Extracted data entries >>
## start

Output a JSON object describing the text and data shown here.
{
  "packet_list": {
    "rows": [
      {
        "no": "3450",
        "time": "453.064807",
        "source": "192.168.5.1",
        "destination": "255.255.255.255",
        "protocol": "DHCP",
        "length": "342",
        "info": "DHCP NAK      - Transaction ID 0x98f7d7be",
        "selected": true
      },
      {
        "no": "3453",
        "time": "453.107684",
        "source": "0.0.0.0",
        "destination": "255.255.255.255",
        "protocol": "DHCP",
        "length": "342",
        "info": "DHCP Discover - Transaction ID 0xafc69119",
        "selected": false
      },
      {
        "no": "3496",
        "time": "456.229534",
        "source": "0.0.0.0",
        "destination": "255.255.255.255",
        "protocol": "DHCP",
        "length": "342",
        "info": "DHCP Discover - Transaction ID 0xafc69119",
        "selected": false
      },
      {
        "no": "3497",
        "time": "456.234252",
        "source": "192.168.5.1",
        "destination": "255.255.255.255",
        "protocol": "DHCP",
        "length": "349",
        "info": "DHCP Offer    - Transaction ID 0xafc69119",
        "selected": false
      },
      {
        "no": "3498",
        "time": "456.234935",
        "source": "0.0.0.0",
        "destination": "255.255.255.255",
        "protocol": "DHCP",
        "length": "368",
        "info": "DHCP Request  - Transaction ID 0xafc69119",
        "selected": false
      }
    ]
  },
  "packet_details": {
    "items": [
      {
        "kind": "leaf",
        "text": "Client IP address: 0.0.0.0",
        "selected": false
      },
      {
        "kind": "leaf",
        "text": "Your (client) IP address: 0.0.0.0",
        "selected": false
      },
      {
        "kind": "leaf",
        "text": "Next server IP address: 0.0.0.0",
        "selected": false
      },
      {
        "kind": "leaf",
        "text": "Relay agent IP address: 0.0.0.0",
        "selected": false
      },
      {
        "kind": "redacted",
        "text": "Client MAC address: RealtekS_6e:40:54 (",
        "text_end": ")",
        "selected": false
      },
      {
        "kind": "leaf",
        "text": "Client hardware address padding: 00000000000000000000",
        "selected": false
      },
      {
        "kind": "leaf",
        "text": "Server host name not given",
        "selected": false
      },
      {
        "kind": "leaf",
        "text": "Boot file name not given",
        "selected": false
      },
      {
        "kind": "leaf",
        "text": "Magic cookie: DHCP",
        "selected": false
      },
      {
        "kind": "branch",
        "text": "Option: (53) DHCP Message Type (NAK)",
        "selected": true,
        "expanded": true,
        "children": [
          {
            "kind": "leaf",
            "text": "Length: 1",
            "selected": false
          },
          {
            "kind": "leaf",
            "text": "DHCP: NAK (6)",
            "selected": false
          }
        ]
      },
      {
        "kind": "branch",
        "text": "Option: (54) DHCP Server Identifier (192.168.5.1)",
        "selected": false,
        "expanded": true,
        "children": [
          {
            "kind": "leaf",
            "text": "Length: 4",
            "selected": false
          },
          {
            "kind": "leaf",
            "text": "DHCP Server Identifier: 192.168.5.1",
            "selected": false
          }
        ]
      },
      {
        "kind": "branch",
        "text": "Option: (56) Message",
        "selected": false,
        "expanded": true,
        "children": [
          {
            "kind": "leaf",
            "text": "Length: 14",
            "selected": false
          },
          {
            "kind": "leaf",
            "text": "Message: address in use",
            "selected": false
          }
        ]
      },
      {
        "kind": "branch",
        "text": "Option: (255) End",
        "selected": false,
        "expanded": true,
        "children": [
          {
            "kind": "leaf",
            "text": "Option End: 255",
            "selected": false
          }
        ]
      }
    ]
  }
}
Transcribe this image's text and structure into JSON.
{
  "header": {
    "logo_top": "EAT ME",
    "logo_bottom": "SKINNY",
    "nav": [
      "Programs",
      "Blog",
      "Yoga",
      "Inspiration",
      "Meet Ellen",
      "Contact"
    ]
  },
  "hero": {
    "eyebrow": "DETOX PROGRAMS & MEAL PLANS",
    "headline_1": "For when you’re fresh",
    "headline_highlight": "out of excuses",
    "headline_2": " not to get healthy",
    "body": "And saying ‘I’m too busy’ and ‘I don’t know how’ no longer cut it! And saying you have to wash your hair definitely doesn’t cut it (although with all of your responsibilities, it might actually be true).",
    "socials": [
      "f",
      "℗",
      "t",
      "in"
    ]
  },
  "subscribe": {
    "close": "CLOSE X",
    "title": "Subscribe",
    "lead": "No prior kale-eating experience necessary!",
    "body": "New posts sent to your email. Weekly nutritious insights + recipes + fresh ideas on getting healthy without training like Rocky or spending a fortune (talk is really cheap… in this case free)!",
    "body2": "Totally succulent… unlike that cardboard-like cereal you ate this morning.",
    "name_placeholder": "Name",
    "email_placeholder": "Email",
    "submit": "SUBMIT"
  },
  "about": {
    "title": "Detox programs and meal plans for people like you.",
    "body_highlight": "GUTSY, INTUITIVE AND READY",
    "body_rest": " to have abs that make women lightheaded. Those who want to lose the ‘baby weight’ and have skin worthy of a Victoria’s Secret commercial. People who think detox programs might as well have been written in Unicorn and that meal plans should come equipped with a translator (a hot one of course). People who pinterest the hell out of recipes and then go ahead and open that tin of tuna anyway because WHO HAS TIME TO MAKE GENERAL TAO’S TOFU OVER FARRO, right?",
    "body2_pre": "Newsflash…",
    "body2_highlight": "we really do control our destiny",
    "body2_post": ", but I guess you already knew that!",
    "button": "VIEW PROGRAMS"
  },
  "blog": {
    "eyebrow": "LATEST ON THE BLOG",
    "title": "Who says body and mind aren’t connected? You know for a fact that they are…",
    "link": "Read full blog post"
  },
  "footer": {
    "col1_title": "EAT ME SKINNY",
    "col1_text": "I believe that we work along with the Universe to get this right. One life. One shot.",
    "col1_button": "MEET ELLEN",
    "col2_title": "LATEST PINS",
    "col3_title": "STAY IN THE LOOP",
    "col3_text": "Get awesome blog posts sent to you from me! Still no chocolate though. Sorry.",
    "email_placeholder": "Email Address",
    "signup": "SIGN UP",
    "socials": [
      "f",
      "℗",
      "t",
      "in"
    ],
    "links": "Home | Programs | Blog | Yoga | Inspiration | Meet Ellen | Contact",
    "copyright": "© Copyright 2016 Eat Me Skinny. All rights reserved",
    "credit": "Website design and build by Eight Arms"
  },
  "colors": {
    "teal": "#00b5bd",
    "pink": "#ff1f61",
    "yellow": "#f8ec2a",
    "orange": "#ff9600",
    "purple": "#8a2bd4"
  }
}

## end

Return all of the data precisely as it appears.

Output a JSON object describing the text and data shown here.
{
  "packet_list": {
    "rows": [
      {
        "no": "3450",
        "time": "453.064807",
        "source": "192.168.5.1",
        "destination": "255.255.255.255",
        "protocol": "DHCP",
        "length": "342",
        "info": "DHCP NAK      - Transaction ID 0x98f7d7be",
        "selected": true
      },
      {
        "no": "3453",
        "time": "453.107684",
        "source": "0.0.0.0",
        "destination": "255.255.255.255",
        "protocol": "DHCP",
        "length": "342",
        "info": "DHCP Discover - Transaction ID 0xafc69119",
        "selected": false
      },
      {
        "no": "3496",
        "time": "456.229534",
        "source": "0.0.0.0",
        "destination": "255.255.255.255",
        "protocol": "DHCP",
        "length": "342",
        "info": "DHCP Discover - Transaction ID 0xafc69119",
        "selected": false
      },
      {
        "no": "3497",
        "time": "456.234252",
        "source": "192.168.5.1",
        "destination": "255.255.255.255",
        "protocol": "DHCP",
        "length": "349",
        "info": "DHCP Offer    - Transaction ID 0xafc69119",
        "selected": false
      },
      {
        "no": "3498",
        "time": "456.234935",
        "source": "0.0.0.0",
        "destination": "255.255.255.255",
        "protocol": "DHCP",
        "length": "368",
        "info": "DHCP Request  - Transaction ID 0xafc69119",
        "selected": false
      }
    ]
  },
  "packet_details": {
    "items": [
      {
        "kind": "leaf",
        "text": "Client IP address: 0.0.0.0",
        "selected": false
      },
      {
        "kind": "leaf",
        "text": "Your (client) IP address: 0.0.0.0",
        "selected": false
      },
      {
        "kind": "leaf",
        "text": "Next server IP address: 0.0.0.0",
        "selected": false
      },
      {
        "kind": "leaf",
        "text": "Relay agent IP address: 0.0.0.0",
        "selected": false
      },
      {
        "kind": "redacted",
        "text": "Client MAC address: RealtekS_6e:40:54 (",
        "text_end": ")",
        "selected": false
      },
      {
        "kind": "leaf",
        "text": "Client hardware address padding: 00000000000000000000",
        "selected": false
      },
      {
        "kind": "leaf",
        "text": "Server host name not given",
        "selected": false
      },
      {
        "kind": "leaf",
        "text": "Boot file name not given",
        "selected": false
      },
      {
        "kind": "leaf",
        "text": "Magic cookie: DHCP",
        "selected": false
      },
      {
        "kind": "branch",
        "text": "Option: (53) DHCP Message Type (NAK)",
        "selected": true,
        "expanded": true,
        "children": [
          {
            "kind": "leaf",
            "text": "Length: 1",
            "selected": false
          },
          {
            "kind": "leaf",
            "text": "DHCP: NAK (6)",
            "selected": false
          }
        ]
      },
      {
        "kind": "branch",
        "text": "Option: (54) DHCP Server Identifier (192.168.5.1)",
        "selected": false,
        "expanded": true,
        "children": [
          {
            "kind": "leaf",
            "text": "Length: 4",
            "selected": false
          },
          {
            "kind": "leaf",
            "text": "DHCP Server Identifier: 192.168.5.1",
            "selected": false
          }
        ]
      },
      {
        "kind": "branch",
        "text": "Option: (56) Message",
        "selected": false,
        "expanded": true,
        "children": [
          {
            "kind": "leaf",
            "text": "Length: 14",
            "selected": false
          },
          {
            "kind": "leaf",
            "text": "Message: address in use",
            "selected": false
          }
        ]
      },
      {
        "kind": "branch",
        "text": "Option: (255) End",
        "selected": false,
        "expanded": true,
        "children": [
          {
            "kind": "leaf",
            "text": "Option End: 255",
            "selected": false
          }
        ]
      }
    ]
  }
}
Transcribe this image's text and structure into JSON.
{
  "header": {
    "logo_top": "EAT ME",
    "logo_bottom": "SKINNY",
    "nav": [
      "Programs",
      "Blog",
      "Yoga",
      "Inspiration",
      "Meet Ellen",
      "Contact"
    ]
  },
  "hero": {
    "eyebrow": "DETOX PROGRAMS & MEAL PLANS",
    "headline_1": "For when you’re fresh",
    "headline_highlight": "out of excuses",
    "headline_2": " not to get healthy",
    "body": "And saying ‘I’m too busy’ and ‘I don’t know how’ no longer cut it! And saying you have to wash your hair definitely doesn’t cut it (although with all of your responsibilities, it might actually be true).",
    "socials": [
      "f",
      "℗",
      "t",
      "in"
    ]
  },
  "subscribe": {
    "close": "CLOSE X",
    "title": "Subscribe",
    "lead": "No prior kale-eating experience necessary!",
    "body": "New posts sent to your email. Weekly nutritious insights + recipes + fresh ideas on getting healthy without training like Rocky or spending a fortune (talk is really cheap… in this case free)!",
    "body2": "Totally succulent… unlike that cardboard-like cereal you ate this morning.",
    "name_placeholder": "Name",
    "email_placeholder": "Email",
    "submit": "SUBMIT"
  },
  "about": {
    "title": "Detox programs and meal plans for people like you.",
    "body_highlight": "GUTSY, INTUITIVE AND READY",
    "body_rest": " to have abs that make women lightheaded. Those who want to lose the ‘baby weight’ and have skin worthy of a Victoria’s Secret commercial. People who think detox programs might as well have been written in Unicorn and that meal plans should come equipped with a translator (a hot one of course). People who pinterest the hell out of recipes and then go ahead and open that tin of tuna anyway because WHO HAS TIME TO MAKE GENERAL TAO’S TOFU OVER FARRO, right?",
    "body2_pre": "Newsflash…",
    "body2_highlight": "we really do control our destiny",
    "body2_post": ", but I guess you already knew that!",
    "button": "VIEW PROGRAMS"
  },
  "blog": {
    "eyebrow": "LATEST ON THE BLOG",
    "title": "Who says body and mind aren’t connected? You know for a fact that they are…",
    "link": "Read full blog post"
  },
  "footer": {
    "col1_title": "EAT ME SKINNY",
    "col1_text": "I believe that we work along with the Universe to get this right. One life. One shot.",
    "col1_button": "MEET ELLEN",
    "col2_title": "LATEST PINS",
    "col3_title": "STAY IN THE LOOP",
    "col3_text": "Get awesome blog posts sent to you from me! Still no chocolate though. Sorry.",
    "email_placeholder": "Email Address",
    "signup": "SIGN UP",
    "socials": [
      "f",
      "℗",
      "t",
      "in"
    ],
    "links": "Home | Programs | Blog | Yoga | Inspiration | Meet Ellen | Contact",
    "copyright": "© Copyright 2016 Eat Me Skinny. All rights reserved",
    "credit": "Website design and build by Eight Arms"
  },
  "colors": {
    "teal": "#00b5bd",
    "pink": "#ff1f61",
    "yellow": "#f8ec2a",
    "orange": "#ff9600",
    "purple": "#8a2bd4"
  }
}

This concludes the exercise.